▶ Your instructions
Reproduce the listing below word for word, with no pictures.

Saved entries:
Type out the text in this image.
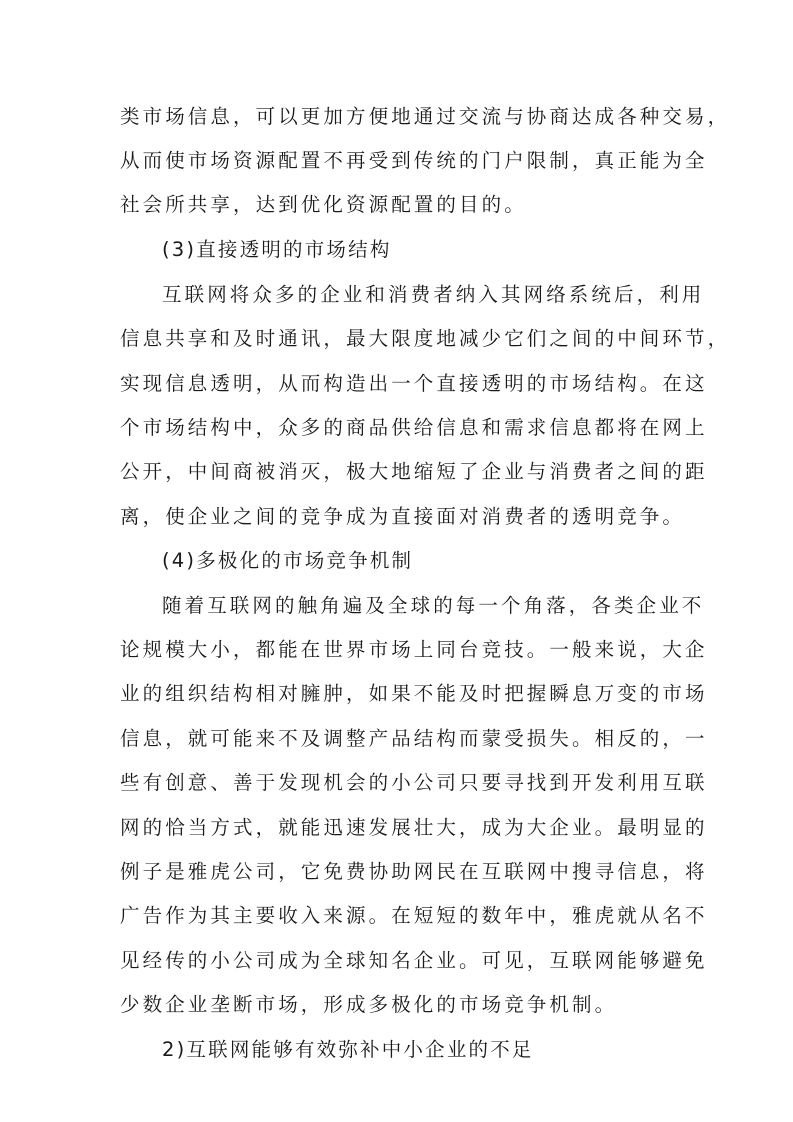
类市场信息，可以更加方便地通过交流与协商达成各种交易，
从而使市场资源配置不再受到传统的门户限制，真正能为全
社会所共享，达到优化资源配置的目的。
(3)直接透明的市场结构
互联网将众多的企业和消费者纳入其网络系统后，利用
信息共享和及时通讯，最大限度地减少它们之间的中间环节，
实现信息透明，从而构造出一个直接透明的市场结构。在这
个市场结构中，众多的商品供给信息和需求信息都将在网上
公开，中间商被消灭，极大地缩短了企业与消费者之间的距
离，使企业之间的竞争成为直接面对消费者的透明竞争。
(4)多极化的市场竞争机制
随着互联网的触角遍及全球的每一个角落，各类企业不
论规模大小，都能在世界市场上同台竞技。一般来说，大企
业的组织结构相对臃肿，如果不能及时把握瞬息万变的市场
信息，就可能来不及调整产品结构而蒙受损失。相反的，一
些有创意、善于发现机会的小公司只要寻找到开发利用互联
网的恰当方式，就能迅速发展壮大，成为大企业。最明显的
例子是雅虎公司，它免费协助网民在互联网中搜寻信息，将
广告作为其主要收入来源。在短短的数年中，雅虎就从名不
见经传的小公司成为全球知名企业。可见，互联网能够避免
少数企业垄断市场，形成多极化的市场竞争机制。
2)互联网能够有效弥补中小企业的不足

▶ Exercise answer
Type out the text in this image.
类市场信息，可以更加方便地通过交流与协商达成各种交易，
从而使市场资源配置不再受到传统的门户限制，真正能为全
社会所共享，达到优化资源配置的目的。
(3)直接透明的市场结构
互联网将众多的企业和消费者纳入其网络系统后，利用
信息共享和及时通讯，最大限度地减少它们之间的中间环节，
实现信息透明，从而构造出一个直接透明的市场结构。在这
个市场结构中，众多的商品供给信息和需求信息都将在网上
公开，中间商被消灭，极大地缩短了企业与消费者之间的距
离，使企业之间的竞争成为直接面对消费者的透明竞争。
(4)多极化的市场竞争机制
随着互联网的触角遍及全球的每一个角落，各类企业不
论规模大小，都能在世界市场上同台竞技。一般来说，大企
业的组织结构相对臃肿，如果不能及时把握瞬息万变的市场
信息，就可能来不及调整产品结构而蒙受损失。相反的，一
些有创意、善于发现机会的小公司只要寻找到开发利用互联
网的恰当方式，就能迅速发展壮大，成为大企业。最明显的
例子是雅虎公司，它免费协助网民在互联网中搜寻信息，将
广告作为其主要收入来源。在短短的数年中，雅虎就从名不
见经传的小公司成为全球知名企业。可见，互联网能够避免
少数企业垄断市场，形成多极化的市场竞争机制。
2)互联网能够有效弥补中小企业的不足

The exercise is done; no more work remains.